Start of Source data

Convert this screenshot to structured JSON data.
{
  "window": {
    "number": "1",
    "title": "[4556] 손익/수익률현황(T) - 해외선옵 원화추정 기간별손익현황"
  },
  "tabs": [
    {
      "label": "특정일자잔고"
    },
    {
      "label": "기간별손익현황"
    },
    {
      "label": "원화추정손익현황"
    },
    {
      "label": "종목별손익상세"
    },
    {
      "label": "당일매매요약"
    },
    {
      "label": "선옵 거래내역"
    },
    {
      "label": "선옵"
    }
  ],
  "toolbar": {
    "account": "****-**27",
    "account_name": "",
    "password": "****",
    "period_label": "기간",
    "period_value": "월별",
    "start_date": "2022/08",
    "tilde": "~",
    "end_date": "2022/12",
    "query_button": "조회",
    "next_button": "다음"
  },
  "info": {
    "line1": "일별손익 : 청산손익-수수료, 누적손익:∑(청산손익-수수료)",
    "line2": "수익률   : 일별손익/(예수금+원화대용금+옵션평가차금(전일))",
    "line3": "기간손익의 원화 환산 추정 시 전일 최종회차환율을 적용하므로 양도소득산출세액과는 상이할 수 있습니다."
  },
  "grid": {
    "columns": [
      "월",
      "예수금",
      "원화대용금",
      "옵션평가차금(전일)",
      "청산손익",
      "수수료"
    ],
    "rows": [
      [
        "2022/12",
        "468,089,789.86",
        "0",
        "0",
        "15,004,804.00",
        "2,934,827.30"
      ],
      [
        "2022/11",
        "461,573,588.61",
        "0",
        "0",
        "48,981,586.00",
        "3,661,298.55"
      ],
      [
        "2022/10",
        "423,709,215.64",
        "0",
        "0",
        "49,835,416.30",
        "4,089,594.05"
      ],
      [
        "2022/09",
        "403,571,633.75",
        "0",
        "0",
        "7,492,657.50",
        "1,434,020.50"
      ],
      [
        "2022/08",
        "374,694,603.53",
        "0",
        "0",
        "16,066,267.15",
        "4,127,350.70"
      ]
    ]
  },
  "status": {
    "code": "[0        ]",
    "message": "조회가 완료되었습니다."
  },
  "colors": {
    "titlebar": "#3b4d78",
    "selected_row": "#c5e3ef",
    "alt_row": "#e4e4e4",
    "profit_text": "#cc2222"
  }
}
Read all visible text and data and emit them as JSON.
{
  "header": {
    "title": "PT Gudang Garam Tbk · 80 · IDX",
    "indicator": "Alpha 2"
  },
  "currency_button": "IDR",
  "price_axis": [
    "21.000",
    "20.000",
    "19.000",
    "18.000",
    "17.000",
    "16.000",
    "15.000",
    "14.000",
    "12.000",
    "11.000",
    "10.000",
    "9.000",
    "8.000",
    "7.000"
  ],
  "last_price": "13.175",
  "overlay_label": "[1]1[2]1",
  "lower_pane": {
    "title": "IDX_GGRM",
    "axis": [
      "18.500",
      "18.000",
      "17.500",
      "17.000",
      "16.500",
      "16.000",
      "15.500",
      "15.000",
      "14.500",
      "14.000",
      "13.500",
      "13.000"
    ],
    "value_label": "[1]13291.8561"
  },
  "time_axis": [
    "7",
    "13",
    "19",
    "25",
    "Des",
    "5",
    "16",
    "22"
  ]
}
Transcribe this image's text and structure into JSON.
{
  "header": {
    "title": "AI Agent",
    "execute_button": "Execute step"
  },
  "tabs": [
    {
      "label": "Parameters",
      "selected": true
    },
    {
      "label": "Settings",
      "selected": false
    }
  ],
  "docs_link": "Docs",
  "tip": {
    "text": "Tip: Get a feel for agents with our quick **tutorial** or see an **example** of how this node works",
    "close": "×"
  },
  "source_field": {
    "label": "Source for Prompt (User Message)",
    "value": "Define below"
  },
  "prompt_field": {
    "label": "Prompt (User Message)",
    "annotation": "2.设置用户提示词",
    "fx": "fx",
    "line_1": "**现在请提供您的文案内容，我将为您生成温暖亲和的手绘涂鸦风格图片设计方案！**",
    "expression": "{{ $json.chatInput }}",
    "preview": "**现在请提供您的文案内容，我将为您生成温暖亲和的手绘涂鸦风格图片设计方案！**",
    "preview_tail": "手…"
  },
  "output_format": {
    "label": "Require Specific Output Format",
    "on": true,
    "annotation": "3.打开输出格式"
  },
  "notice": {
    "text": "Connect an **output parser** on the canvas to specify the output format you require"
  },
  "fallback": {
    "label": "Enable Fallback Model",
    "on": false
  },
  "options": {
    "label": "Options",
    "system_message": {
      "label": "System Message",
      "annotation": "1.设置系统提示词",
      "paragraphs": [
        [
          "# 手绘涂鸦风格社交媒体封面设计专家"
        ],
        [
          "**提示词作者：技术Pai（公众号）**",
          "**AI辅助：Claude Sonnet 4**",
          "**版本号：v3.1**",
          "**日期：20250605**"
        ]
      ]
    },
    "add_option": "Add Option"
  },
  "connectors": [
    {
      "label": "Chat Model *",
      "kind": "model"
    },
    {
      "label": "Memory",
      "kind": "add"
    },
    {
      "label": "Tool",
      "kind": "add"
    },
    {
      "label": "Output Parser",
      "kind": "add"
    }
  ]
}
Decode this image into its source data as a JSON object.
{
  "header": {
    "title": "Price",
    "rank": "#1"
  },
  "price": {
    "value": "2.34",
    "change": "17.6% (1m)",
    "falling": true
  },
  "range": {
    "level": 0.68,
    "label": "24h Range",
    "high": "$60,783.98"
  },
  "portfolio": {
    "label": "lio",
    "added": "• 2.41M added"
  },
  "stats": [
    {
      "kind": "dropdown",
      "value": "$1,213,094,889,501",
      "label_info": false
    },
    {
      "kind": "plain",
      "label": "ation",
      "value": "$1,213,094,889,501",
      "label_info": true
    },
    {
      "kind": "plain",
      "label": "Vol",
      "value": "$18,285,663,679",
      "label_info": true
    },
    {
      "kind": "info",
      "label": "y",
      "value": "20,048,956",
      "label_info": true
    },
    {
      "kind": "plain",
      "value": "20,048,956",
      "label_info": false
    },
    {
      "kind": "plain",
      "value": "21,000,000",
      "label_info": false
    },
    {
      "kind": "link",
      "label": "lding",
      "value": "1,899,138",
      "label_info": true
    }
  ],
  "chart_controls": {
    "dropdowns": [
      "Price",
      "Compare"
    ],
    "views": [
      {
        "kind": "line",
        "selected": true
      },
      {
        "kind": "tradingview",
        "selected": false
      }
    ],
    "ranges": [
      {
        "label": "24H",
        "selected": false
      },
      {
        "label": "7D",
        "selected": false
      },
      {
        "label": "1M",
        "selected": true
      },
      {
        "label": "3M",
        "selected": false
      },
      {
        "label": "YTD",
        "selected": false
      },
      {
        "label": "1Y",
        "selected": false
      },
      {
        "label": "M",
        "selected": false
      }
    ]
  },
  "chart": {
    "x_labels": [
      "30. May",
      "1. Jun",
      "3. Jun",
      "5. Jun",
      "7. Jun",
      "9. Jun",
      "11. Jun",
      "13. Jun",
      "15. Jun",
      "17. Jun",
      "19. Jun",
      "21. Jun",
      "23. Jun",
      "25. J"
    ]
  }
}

End of Source data

What to work on: Copy each line of the records containing the string "원화대용금".

Solved problem:
    "line2": "수익률   : 일별손익/(예수금+원화대용금+옵션평가차금(전일))",
      "원화대용금",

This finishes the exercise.